- TASK GOAL
Pull each line holding "User" out of the entries below.

[start of STORED ROWS]

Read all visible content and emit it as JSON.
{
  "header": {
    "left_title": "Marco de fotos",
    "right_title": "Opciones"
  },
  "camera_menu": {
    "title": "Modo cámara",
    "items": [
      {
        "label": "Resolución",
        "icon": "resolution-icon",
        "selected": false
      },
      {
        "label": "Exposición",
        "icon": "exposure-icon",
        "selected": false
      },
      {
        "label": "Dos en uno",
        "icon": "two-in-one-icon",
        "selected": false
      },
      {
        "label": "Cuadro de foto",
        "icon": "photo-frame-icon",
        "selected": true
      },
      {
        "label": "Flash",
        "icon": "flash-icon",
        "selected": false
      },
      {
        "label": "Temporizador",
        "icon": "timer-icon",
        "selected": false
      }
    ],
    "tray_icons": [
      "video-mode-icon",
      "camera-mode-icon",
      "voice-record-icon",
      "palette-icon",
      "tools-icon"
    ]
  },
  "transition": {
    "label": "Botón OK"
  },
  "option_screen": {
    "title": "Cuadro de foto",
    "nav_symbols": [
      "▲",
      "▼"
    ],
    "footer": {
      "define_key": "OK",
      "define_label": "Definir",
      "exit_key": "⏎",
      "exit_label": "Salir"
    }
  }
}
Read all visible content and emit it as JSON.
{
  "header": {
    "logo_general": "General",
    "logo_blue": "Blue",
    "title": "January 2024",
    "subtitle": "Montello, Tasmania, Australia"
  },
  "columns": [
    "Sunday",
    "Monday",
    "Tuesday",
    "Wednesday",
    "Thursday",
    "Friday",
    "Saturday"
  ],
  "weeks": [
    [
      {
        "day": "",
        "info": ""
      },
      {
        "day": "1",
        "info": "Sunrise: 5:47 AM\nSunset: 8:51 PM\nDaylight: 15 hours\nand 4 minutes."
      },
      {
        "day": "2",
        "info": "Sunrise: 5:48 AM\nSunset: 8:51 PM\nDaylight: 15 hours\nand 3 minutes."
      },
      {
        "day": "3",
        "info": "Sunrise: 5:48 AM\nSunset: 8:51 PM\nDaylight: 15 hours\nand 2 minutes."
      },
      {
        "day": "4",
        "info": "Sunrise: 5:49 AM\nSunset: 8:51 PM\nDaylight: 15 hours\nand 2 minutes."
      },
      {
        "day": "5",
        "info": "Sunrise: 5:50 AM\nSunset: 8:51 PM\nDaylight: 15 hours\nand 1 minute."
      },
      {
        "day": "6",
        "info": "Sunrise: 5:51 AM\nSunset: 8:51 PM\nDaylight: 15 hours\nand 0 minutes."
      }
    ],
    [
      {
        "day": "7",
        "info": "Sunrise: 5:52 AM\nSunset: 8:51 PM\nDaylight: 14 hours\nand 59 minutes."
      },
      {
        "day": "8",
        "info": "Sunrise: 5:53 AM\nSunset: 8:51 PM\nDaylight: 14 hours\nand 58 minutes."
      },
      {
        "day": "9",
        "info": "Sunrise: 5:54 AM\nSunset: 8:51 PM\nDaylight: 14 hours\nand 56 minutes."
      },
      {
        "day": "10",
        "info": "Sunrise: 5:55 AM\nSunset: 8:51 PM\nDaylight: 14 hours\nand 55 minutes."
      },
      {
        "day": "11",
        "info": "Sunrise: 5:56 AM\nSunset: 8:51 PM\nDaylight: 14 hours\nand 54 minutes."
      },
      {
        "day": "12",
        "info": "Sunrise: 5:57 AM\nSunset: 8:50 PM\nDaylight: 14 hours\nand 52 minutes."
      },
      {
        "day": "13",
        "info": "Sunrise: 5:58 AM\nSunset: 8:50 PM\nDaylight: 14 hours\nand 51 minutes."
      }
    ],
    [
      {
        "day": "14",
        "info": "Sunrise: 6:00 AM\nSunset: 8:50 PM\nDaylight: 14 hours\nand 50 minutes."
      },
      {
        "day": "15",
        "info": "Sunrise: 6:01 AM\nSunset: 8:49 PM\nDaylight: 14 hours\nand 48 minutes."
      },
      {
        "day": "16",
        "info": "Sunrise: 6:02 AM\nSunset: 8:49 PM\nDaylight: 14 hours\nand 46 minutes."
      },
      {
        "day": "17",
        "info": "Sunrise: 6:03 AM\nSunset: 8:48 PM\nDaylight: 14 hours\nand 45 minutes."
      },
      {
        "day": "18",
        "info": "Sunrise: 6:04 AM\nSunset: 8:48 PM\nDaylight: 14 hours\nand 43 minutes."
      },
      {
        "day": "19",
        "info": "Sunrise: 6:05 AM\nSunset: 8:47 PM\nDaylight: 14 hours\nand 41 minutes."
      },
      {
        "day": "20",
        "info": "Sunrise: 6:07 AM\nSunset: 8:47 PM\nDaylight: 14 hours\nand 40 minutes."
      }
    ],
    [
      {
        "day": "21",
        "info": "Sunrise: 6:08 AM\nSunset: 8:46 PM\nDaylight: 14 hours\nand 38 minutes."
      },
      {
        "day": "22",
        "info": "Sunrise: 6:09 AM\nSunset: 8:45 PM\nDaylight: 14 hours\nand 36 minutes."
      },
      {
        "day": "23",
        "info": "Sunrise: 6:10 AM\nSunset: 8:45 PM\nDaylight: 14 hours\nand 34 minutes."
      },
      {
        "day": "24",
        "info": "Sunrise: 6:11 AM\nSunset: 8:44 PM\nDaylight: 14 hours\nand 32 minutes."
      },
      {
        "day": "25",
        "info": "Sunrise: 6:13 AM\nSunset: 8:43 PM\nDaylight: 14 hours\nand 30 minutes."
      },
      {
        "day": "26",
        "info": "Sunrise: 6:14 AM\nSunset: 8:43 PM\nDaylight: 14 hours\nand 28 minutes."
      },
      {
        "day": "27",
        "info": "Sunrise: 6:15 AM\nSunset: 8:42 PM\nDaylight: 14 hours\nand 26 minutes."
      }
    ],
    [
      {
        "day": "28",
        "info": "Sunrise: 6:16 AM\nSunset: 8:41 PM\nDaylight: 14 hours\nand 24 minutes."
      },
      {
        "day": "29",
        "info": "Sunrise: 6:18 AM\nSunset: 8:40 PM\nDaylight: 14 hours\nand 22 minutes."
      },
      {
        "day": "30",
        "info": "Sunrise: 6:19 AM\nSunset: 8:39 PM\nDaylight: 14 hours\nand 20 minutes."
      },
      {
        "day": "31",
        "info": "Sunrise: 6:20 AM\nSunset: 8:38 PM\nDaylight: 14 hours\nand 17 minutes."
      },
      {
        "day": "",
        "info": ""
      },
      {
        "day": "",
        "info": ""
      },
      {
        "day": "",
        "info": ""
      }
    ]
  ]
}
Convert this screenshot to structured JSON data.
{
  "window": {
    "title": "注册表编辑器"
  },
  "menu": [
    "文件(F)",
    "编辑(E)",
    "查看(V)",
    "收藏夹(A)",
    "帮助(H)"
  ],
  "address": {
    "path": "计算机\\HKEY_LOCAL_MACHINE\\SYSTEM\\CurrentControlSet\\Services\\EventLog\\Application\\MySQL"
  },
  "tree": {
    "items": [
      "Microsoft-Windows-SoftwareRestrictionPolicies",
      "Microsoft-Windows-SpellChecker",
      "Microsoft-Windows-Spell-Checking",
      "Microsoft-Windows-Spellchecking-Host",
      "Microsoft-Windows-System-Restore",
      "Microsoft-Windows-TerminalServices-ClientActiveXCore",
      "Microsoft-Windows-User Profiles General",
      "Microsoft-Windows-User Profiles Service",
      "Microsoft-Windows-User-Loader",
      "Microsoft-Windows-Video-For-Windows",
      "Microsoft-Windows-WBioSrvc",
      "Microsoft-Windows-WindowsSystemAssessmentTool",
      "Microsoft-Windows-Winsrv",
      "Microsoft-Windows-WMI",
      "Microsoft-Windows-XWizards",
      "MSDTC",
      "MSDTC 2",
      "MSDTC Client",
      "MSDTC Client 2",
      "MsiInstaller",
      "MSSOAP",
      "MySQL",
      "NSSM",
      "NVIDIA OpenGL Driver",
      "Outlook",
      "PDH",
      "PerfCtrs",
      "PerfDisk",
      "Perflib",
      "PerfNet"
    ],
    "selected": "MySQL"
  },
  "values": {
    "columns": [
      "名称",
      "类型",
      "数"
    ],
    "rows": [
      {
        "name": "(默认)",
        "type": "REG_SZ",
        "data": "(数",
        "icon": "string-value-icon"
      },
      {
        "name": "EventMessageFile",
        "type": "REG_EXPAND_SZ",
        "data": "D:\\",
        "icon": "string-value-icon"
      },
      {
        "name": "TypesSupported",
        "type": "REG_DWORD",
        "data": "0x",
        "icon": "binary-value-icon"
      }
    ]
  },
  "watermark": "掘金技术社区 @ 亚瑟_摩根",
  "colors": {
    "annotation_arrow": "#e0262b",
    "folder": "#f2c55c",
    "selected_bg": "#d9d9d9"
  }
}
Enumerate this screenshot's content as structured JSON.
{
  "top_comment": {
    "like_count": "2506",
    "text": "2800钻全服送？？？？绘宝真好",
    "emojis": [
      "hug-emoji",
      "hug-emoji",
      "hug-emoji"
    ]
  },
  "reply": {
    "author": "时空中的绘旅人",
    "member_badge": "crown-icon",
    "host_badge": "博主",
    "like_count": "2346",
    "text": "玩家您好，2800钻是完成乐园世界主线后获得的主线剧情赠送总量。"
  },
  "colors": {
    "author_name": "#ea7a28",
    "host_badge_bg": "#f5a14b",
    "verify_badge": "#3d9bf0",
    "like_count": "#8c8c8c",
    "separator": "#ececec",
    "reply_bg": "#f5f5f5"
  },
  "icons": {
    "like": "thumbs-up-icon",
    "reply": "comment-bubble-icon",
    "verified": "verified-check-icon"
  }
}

[end of STORED ROWS]

- TASK RESULT
      "Microsoft-Windows-User Profiles General",
      "Microsoft-Windows-User Profiles Service",
      "Microsoft-Windows-User-Loader",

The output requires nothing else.